- THE PROBLEM: Print all the records exactly, please.

- EXTRACTED INFORMATION:
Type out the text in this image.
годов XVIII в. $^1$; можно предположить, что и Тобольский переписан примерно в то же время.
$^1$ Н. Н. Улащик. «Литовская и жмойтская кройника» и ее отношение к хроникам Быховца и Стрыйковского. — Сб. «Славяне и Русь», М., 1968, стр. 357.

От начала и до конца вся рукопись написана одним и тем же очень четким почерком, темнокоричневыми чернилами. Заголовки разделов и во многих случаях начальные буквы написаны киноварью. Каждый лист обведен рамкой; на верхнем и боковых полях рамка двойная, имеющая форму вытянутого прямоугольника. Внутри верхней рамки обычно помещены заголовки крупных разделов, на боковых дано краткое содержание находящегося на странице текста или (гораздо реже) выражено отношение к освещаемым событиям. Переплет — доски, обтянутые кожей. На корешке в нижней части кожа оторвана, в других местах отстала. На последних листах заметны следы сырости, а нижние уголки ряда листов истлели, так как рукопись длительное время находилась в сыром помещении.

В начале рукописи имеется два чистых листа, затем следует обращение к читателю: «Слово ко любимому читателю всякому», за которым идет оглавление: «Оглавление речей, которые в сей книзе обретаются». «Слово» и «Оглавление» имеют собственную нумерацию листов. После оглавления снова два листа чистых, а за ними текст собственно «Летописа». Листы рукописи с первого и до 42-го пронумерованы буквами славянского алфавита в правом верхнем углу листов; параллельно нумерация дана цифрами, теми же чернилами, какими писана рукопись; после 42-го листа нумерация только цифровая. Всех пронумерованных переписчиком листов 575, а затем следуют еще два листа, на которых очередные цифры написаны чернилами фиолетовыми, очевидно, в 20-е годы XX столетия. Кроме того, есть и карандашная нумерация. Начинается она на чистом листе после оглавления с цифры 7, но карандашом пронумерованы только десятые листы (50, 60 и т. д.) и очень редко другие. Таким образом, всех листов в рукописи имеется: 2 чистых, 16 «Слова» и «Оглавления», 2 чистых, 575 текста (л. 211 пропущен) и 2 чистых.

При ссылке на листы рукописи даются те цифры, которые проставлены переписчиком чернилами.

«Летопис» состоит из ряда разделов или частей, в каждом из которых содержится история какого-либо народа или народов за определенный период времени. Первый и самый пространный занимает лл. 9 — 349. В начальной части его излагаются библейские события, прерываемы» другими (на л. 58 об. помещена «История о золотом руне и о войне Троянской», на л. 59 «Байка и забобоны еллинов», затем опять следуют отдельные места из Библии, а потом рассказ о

- OUTPUT BELOW:
Type out the text in this image.
годов XVIII в. $^1$; можно предположить, что и Тобольский переписан примерно в то же время.
$^1$ Н. Н. Улащик. «Литовская и жмойтская кройника» и ее отношение к хроникам Быховца и Стрыйковского. — Сб. «Славяне и Русь», М., 1968, стр. 357.

От начала и до конца вся рукопись написана одним и тем же очень четким почерком, темнокоричневыми чернилами. Заголовки разделов и во многих случаях начальные буквы написаны киноварью. Каждый лист обведен рамкой; на верхнем и боковых полях рамка двойная, имеющая форму вытянутого прямоугольника. Внутри верхней рамки обычно помещены заголовки крупных разделов, на боковых дано краткое содержание находящегося на странице текста или (гораздо реже) выражено отношение к освещаемым событиям. Переплет — доски, обтянутые кожей. На корешке в нижней части кожа оторвана, в других местах отстала. На последних листах заметны следы сырости, а нижние уголки ряда листов истлели, так как рукопись длительное время находилась в сыром помещении.

В начале рукописи имеется два чистых листа, затем следует обращение к читателю: «Слово ко любимому читателю всякому», за которым идет оглавление: «Оглавление речей, которые в сей книзе обретаются». «Слово» и «Оглавление» имеют собственную нумерацию листов. После оглавления снова два листа чистых, а за ними текст собственно «Летописа». Листы рукописи с первого и до 42-го пронумерованы буквами славянского алфавита в правом верхнем углу листов; параллельно нумерация дана цифрами, теми же чернилами, какими писана рукопись; после 42-го листа нумерация только цифровая. Всех пронумерованных переписчиком листов 575, а затем следуют еще два листа, на которых очередные цифры написаны чернилами фиолетовыми, очевидно, в 20-е годы XX столетия. Кроме того, есть и карандашная нумерация. Начинается она на чистом листе после оглавления с цифры 7, но карандашом пронумерованы только десятые листы (50, 60 и т. д.) и очень редко другие. Таким образом, всех листов в рукописи имеется: 2 чистых, 16 «Слова» и «Оглавления», 2 чистых, 575 текста (л. 211 пропущен) и 2 чистых.

При ссылке на листы рукописи даются те цифры, которые проставлены переписчиком чернилами.

«Летопис» состоит из ряда разделов или частей, в каждом из которых содержится история какого-либо народа или народов за определенный период времени. Первый и самый пространный занимает лл. 9 — 349. В начальной части его излагаются библейские события, прерываемы» другими (на л. 58 об. помещена «История о золотом руне и о войне Троянской», на л. 59 «Байка и забобоны еллинов», затем опять следуют отдельные места из Библии, а потом рассказ о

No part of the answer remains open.